Lines containing the word "life" are the ones to copy from the records below.

────

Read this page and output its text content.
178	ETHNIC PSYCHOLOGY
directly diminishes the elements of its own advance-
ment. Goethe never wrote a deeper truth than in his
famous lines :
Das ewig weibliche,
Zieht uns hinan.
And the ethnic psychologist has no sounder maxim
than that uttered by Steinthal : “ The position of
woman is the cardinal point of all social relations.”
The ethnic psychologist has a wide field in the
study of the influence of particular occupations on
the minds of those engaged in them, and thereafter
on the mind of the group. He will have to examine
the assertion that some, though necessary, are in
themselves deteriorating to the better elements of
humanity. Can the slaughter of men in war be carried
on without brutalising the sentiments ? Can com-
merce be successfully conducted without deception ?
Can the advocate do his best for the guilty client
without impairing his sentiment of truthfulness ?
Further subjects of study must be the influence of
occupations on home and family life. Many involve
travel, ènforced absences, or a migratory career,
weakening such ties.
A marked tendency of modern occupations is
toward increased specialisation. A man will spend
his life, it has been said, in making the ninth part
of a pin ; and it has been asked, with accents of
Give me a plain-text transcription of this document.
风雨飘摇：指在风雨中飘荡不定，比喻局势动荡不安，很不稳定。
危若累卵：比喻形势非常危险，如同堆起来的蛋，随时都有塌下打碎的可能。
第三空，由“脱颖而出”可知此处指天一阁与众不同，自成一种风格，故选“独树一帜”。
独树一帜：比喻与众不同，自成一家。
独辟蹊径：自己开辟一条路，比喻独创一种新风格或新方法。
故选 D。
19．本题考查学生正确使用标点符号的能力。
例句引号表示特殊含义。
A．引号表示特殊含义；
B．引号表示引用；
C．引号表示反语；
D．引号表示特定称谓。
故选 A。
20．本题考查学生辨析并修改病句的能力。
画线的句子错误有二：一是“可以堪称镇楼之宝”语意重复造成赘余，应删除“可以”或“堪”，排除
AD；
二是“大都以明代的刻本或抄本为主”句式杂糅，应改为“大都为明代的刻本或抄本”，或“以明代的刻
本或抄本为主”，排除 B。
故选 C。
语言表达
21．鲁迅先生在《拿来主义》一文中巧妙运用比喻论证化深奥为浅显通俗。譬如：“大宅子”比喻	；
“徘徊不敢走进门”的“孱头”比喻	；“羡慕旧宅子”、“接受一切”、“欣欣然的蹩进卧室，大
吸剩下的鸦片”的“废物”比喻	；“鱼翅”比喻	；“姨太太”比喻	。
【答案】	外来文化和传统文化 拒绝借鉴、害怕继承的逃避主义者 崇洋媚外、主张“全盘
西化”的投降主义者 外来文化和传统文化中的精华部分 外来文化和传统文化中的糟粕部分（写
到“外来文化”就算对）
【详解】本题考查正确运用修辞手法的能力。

────

COMPLETED TASK
occupations on home and family life. Many involve
his life, it has been said, in making the ninth part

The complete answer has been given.